>>
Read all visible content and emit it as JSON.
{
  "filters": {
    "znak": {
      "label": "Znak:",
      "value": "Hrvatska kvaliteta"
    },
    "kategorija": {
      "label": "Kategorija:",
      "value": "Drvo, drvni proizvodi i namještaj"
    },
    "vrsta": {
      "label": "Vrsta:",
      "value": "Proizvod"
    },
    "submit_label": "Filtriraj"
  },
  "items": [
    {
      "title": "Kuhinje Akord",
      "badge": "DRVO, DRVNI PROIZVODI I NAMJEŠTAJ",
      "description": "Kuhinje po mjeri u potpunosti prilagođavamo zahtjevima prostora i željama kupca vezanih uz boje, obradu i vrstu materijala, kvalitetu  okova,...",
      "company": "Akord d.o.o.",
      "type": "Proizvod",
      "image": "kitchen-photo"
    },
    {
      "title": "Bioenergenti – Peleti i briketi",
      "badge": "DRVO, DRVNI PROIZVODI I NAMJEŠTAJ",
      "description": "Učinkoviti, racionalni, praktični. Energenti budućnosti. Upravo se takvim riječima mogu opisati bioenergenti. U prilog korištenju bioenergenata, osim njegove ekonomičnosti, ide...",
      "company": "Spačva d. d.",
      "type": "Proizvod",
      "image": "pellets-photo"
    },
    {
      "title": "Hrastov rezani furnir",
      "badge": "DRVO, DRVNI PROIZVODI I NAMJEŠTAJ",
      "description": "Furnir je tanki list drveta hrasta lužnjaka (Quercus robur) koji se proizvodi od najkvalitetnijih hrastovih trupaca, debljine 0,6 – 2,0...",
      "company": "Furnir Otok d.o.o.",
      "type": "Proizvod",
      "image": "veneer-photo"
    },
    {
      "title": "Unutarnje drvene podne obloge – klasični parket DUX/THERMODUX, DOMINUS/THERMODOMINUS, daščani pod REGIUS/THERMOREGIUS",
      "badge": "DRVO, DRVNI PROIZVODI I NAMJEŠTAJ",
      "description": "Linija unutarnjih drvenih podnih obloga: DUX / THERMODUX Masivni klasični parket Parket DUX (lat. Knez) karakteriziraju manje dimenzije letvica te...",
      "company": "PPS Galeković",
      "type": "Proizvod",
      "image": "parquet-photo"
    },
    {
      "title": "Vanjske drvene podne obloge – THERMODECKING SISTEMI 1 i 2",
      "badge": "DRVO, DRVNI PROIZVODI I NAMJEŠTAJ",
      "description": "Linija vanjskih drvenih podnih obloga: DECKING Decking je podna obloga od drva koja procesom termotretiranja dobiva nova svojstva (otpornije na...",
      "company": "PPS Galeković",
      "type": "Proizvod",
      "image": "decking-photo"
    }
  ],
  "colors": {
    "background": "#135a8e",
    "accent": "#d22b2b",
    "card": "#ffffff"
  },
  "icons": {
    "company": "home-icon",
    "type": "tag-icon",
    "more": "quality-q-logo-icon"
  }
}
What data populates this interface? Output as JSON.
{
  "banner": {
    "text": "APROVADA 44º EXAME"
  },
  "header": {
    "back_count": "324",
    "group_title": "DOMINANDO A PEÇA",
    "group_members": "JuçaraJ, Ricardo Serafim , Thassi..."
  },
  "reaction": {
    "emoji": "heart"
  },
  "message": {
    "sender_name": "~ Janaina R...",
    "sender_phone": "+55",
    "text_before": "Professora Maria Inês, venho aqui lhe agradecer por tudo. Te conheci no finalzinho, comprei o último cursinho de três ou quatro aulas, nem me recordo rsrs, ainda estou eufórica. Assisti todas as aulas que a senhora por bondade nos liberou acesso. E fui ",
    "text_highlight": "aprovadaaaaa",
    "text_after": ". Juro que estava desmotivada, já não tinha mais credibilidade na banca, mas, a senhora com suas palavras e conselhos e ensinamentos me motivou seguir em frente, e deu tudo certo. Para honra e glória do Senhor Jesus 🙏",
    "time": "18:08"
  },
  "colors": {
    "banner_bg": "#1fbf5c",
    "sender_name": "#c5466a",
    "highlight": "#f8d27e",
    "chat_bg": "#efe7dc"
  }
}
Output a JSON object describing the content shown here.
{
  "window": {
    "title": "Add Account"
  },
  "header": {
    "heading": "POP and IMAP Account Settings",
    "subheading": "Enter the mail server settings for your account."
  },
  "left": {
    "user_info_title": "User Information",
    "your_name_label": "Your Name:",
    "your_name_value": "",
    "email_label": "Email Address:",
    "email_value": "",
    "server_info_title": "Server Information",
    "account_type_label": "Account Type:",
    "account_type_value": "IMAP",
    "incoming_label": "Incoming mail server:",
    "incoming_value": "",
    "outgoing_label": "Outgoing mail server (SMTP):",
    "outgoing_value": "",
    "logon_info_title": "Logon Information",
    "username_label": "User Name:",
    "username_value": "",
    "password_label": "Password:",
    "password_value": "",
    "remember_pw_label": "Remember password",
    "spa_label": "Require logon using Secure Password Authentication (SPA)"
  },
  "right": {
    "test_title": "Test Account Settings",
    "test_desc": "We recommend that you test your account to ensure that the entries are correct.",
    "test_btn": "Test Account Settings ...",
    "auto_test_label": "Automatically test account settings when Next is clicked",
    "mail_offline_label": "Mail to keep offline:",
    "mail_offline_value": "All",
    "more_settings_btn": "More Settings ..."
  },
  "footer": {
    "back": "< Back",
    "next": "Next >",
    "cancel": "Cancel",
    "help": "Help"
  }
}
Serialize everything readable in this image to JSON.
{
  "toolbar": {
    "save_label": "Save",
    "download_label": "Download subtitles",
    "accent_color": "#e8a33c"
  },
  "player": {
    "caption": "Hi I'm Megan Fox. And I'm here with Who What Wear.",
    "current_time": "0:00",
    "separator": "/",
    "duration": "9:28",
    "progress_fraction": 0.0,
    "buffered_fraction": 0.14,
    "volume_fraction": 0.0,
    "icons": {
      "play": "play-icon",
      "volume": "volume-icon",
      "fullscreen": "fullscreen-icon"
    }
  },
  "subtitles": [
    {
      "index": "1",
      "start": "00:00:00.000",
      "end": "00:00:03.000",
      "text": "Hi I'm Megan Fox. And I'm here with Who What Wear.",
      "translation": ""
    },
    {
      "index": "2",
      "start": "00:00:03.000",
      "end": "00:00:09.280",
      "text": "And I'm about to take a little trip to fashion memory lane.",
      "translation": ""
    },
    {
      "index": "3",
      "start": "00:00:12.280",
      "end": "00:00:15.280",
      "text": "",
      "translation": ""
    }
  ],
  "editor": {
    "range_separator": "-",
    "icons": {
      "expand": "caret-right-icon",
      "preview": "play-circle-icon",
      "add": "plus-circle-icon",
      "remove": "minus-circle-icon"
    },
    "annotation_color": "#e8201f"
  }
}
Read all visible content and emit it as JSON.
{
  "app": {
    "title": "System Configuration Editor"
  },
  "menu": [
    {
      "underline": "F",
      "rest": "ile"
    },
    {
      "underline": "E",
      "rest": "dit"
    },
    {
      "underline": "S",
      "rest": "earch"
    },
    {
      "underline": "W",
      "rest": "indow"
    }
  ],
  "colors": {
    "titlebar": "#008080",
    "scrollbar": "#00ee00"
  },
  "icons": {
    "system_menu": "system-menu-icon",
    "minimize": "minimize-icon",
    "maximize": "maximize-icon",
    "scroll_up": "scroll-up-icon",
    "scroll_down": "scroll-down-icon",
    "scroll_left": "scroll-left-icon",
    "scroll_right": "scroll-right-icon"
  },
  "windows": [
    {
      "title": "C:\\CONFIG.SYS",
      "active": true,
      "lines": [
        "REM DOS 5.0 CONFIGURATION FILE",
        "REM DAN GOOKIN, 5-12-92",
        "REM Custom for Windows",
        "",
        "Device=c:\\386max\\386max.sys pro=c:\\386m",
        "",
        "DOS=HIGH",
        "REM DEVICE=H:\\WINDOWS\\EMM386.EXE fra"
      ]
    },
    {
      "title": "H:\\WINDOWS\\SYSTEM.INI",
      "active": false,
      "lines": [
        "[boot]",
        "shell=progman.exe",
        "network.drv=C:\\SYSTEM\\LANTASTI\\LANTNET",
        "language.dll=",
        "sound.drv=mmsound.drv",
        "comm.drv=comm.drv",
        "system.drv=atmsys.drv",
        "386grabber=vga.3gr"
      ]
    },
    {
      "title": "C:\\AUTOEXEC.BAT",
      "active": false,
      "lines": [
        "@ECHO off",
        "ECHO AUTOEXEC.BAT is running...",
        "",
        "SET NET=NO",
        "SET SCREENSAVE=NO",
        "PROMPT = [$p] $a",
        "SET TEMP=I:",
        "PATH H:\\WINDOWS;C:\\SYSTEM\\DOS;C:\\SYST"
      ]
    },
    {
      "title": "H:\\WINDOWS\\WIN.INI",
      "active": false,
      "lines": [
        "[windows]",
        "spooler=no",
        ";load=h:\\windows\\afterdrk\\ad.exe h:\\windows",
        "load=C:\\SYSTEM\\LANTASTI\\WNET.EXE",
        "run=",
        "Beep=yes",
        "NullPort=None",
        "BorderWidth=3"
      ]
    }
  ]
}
<<
Exercise brief:
Copy out every line in the listing where the word "Output" appears.

Exercise response:
What data populates this interface? Output as JSON.
Output a JSON object describing the content shown here.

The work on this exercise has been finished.